▶ [Records for the task]:

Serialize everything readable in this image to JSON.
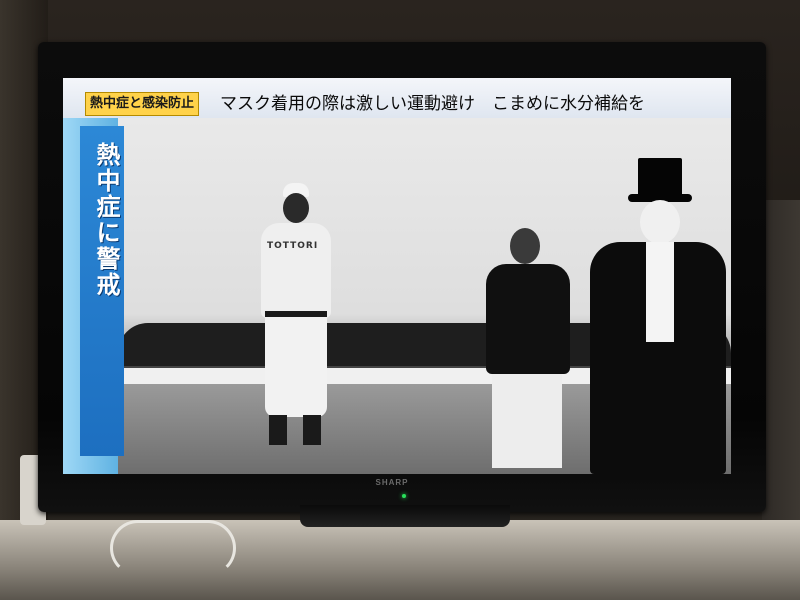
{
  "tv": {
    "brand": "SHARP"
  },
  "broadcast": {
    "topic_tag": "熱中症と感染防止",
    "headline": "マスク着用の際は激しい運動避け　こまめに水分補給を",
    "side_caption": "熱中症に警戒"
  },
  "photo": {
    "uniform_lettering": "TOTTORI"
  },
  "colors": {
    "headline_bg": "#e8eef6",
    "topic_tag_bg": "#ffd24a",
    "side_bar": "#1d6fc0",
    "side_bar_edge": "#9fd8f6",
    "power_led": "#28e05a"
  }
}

==

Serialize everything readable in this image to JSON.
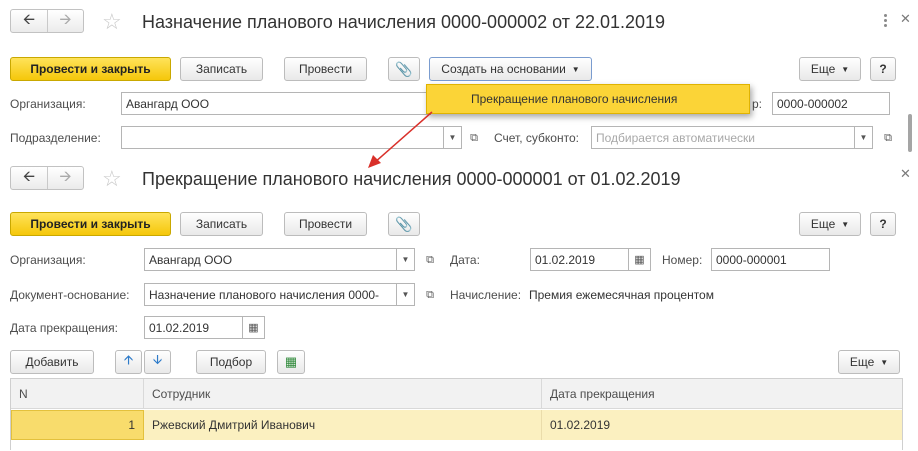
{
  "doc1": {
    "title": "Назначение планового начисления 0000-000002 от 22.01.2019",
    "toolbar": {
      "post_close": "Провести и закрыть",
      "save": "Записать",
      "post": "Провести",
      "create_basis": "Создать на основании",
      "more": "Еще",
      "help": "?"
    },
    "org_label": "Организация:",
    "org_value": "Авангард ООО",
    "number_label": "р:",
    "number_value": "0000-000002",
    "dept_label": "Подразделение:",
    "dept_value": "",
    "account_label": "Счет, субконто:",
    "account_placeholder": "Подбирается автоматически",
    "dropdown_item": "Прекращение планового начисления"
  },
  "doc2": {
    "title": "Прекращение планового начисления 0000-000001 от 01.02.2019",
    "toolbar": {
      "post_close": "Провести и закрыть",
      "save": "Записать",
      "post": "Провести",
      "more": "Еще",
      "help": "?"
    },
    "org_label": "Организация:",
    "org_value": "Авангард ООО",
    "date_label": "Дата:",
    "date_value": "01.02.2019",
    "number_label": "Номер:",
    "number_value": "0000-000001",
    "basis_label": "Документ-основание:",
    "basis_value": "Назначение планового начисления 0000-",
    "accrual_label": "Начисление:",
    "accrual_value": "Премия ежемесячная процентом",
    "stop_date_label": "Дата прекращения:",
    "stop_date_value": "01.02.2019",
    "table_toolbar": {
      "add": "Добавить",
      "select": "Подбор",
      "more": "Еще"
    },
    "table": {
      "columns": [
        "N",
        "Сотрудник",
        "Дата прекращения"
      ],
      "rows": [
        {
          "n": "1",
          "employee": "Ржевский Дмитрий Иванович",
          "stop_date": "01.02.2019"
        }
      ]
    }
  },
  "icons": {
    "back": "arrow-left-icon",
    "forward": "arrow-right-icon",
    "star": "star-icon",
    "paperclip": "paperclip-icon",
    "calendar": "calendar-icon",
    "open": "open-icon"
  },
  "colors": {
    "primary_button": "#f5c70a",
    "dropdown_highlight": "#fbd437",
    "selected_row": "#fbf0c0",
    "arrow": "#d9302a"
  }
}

▶ [Goal of the exercise]: Determine the number of lines in the records that include the string "arrow", and respond with that number only.

▶ [Exercise response]: 3